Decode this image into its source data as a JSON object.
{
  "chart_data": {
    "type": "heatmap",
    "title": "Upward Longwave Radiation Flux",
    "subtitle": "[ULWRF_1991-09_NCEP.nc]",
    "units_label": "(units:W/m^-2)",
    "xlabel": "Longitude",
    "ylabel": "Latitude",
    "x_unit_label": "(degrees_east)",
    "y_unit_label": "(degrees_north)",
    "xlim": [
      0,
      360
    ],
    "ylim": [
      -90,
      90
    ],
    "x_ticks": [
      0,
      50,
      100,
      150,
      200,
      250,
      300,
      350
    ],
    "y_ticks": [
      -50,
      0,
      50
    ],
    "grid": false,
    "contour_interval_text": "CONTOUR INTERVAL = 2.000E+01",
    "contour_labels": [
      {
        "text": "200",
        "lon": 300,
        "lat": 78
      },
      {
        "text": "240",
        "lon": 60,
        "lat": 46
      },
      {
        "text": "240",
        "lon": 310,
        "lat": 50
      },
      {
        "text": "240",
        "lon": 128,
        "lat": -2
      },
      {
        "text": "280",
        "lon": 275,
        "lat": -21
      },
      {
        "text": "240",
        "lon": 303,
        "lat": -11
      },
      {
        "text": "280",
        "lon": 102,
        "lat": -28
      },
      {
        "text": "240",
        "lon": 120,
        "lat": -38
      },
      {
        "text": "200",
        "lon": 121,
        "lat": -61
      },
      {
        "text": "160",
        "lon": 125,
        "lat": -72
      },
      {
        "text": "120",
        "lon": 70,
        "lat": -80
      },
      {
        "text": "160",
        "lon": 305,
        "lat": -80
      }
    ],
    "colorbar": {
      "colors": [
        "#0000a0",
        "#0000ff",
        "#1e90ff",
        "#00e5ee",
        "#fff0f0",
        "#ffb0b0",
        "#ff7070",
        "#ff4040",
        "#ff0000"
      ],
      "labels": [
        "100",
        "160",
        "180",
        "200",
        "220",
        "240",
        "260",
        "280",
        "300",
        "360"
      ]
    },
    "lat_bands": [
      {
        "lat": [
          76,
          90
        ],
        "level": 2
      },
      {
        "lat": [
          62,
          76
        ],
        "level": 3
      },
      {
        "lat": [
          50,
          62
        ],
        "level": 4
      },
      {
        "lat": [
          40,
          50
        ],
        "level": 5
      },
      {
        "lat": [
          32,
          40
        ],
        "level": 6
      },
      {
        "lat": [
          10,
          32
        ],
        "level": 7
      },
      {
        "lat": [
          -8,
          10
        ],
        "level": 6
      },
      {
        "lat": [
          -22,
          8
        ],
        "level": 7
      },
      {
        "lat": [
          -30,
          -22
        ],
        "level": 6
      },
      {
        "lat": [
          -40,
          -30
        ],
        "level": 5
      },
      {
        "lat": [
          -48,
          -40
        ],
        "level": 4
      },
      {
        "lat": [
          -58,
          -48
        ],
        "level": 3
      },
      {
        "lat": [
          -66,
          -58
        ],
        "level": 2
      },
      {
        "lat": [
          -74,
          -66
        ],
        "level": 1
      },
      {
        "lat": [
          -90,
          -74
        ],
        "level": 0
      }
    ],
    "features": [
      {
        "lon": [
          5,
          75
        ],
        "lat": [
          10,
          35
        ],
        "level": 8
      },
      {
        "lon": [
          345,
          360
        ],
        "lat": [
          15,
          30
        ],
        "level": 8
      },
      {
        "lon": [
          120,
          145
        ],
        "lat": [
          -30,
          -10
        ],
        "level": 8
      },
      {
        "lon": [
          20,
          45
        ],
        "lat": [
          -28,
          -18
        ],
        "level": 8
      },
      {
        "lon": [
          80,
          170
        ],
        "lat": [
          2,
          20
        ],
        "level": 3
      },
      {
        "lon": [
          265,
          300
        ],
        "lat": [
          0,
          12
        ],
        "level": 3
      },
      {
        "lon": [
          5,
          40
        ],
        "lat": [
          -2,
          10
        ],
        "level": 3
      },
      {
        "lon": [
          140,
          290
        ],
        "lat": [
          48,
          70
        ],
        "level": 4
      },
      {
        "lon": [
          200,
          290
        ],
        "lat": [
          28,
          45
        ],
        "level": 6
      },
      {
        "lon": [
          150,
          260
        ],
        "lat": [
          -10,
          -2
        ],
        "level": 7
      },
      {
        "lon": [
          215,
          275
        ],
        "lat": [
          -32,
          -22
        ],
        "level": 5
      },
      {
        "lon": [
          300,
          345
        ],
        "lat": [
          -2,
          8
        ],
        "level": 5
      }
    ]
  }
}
□ □ □ □ □
What you will do = Your task is to repeat every entry exactly.

Reply to the exercise =
Decode this image into its source data as a JSON object.
{
  "chart_data": {
    "type": "heatmap",
    "title": "Upward Longwave Radiation Flux",
    "subtitle": "[ULWRF_1991-09_NCEP.nc]",
    "units_label": "(units:W/m^-2)",
    "xlabel": "Longitude",
    "ylabel": "Latitude",
    "x_unit_label": "(degrees_east)",
    "y_unit_label": "(degrees_north)",
    "xlim": [
      0,
      360
    ],
    "ylim": [
      -90,
      90
    ],
    "x_ticks": [
      0,
      50,
      100,
      150,
      200,
      250,
      300,
      350
    ],
    "y_ticks": [
      -50,
      0,
      50
    ],
    "grid": false,
    "contour_interval_text": "CONTOUR INTERVAL = 2.000E+01",
    "contour_labels": [
      {
        "text": "200",
        "lon": 300,
        "lat": 78
      },
      {
        "text": "240",
        "lon": 60,
        "lat": 46
      },
      {
        "text": "240",
        "lon": 310,
        "lat": 50
      },
      {
        "text": "240",
        "lon": 128,
        "lat": -2
      },
      {
        "text": "280",
        "lon": 275,
        "lat": -21
      },
      {
        "text": "240",
        "lon": 303,
        "lat": -11
      },
      {
        "text": "280",
        "lon": 102,
        "lat": -28
      },
      {
        "text": "240",
        "lon": 120,
        "lat": -38
      },
      {
        "text": "200",
        "lon": 121,
        "lat": -61
      },
      {
        "text": "160",
        "lon": 125,
        "lat": -72
      },
      {
        "text": "120",
        "lon": 70,
        "lat": -80
      },
      {
        "text": "160",
        "lon": 305,
        "lat": -80
      }
    ],
    "colorbar": {
      "colors": [
        "#0000a0",
        "#0000ff",
        "#1e90ff",
        "#00e5ee",
        "#fff0f0",
        "#ffb0b0",
        "#ff7070",
        "#ff4040",
        "#ff0000"
      ],
      "labels": [
        "100",
        "160",
        "180",
        "200",
        "220",
        "240",
        "260",
        "280",
        "300",
        "360"
      ]
    },
    "lat_bands": [
      {
        "lat": [
          76,
          90
        ],
        "level": 2
      },
      {
        "lat": [
          62,
          76
        ],
        "level": 3
      },
      {
        "lat": [
          50,
          62
        ],
        "level": 4
      },
      {
        "lat": [
          40,
          50
        ],
        "level": 5
      },
      {
        "lat": [
          32,
          40
        ],
        "level": 6
      },
      {
        "lat": [
          10,
          32
        ],
        "level": 7
      },
      {
        "lat": [
          -8,
          10
        ],
        "level": 6
      },
      {
        "lat": [
          -22,
          8
        ],
        "level": 7
      },
      {
        "lat": [
          -30,
          -22
        ],
        "level": 6
      },
      {
        "lat": [
          -40,
          -30
        ],
        "level": 5
      },
      {
        "lat": [
          -48,
          -40
        ],
        "level": 4
      },
      {
        "lat": [
          -58,
          -48
        ],
        "level": 3
      },
      {
        "lat": [
          -66,
          -58
        ],
        "level": 2
      },
      {
        "lat": [
          -74,
          -66
        ],
        "level": 1
      },
      {
        "lat": [
          -90,
          -74
        ],
        "level": 0
      }
    ],
    "features": [
      {
        "lon": [
          5,
          75
        ],
        "lat": [
          10,
          35
        ],
        "level": 8
      },
      {
        "lon": [
          345,
          360
        ],
        "lat": [
          15,
          30
        ],
        "level": 8
      },
      {
        "lon": [
          120,
          145
        ],
        "lat": [
          -30,
          -10
        ],
        "level": 8
      },
      {
        "lon": [
          20,
          45
        ],
        "lat": [
          -28,
          -18
        ],
        "level": 8
      },
      {
        "lon": [
          80,
          170
        ],
        "lat": [
          2,
          20
        ],
        "level": 3
      },
      {
        "lon": [
          265,
          300
        ],
        "lat": [
          0,
          12
        ],
        "level": 3
      },
      {
        "lon": [
          5,
          40
        ],
        "lat": [
          -2,
          10
        ],
        "level": 3
      },
      {
        "lon": [
          140,
          290
        ],
        "lat": [
          48,
          70
        ],
        "level": 4
      },
      {
        "lon": [
          200,
          290
        ],
        "lat": [
          28,
          45
        ],
        "level": 6
      },
      {
        "lon": [
          150,
          260
        ],
        "lat": [
          -10,
          -2
        ],
        "level": 7
      },
      {
        "lon": [
          215,
          275
        ],
        "lat": [
          -32,
          -22
        ],
        "level": 5
      },
      {
        "lon": [
          300,
          345
        ],
        "lat": [
          -2,
          8
        ],
        "level": 5
      }
    ]
  }
}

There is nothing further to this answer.